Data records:
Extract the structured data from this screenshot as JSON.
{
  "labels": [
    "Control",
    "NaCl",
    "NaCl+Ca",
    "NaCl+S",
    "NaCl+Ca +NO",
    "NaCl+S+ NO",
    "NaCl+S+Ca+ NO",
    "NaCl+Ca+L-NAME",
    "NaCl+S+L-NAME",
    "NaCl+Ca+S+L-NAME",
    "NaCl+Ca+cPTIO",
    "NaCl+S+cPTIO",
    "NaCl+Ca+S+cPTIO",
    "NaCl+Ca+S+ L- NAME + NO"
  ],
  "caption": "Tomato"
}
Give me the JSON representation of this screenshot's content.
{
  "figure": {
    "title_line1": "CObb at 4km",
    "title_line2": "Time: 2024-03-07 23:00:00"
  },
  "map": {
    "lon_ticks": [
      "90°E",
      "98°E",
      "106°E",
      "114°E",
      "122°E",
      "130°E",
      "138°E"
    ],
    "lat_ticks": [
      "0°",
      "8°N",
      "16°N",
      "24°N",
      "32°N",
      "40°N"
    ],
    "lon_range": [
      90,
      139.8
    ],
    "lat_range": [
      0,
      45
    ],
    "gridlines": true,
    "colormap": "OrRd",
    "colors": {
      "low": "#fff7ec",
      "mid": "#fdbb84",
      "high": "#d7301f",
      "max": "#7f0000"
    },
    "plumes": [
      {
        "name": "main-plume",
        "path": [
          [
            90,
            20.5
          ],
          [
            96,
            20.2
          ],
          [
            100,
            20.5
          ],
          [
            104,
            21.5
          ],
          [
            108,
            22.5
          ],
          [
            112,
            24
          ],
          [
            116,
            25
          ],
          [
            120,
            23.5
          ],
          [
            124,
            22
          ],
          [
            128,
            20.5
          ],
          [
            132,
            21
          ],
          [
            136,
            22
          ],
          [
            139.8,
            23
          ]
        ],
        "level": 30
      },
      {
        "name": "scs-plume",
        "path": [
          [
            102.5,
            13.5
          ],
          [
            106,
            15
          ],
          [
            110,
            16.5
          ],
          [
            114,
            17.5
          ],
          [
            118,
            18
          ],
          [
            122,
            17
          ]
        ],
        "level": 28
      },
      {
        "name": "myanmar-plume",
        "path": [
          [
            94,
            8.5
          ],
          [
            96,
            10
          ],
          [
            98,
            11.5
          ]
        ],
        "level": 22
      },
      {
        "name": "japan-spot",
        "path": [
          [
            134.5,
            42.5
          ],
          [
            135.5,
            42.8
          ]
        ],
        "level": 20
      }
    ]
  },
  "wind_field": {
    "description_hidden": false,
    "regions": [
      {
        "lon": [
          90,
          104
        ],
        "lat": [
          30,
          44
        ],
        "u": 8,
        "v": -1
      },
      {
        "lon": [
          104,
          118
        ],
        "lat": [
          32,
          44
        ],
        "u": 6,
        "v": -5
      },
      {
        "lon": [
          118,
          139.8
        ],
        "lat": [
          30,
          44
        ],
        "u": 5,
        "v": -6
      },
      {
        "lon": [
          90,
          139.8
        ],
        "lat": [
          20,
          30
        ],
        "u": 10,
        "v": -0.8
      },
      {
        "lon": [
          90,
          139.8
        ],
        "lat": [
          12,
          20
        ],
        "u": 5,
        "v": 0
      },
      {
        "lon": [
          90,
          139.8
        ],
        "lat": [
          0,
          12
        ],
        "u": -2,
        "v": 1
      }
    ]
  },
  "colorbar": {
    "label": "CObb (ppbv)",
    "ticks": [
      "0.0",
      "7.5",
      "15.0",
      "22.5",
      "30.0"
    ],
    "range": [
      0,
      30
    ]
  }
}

## [Given instruction]
Look through the listing above. Pick out each line with "JSON" and copy it.

## [Solution to this exercise]
Extract the structured data from this screenshot as JSON.
Give me the JSON representation of this screenshot's content.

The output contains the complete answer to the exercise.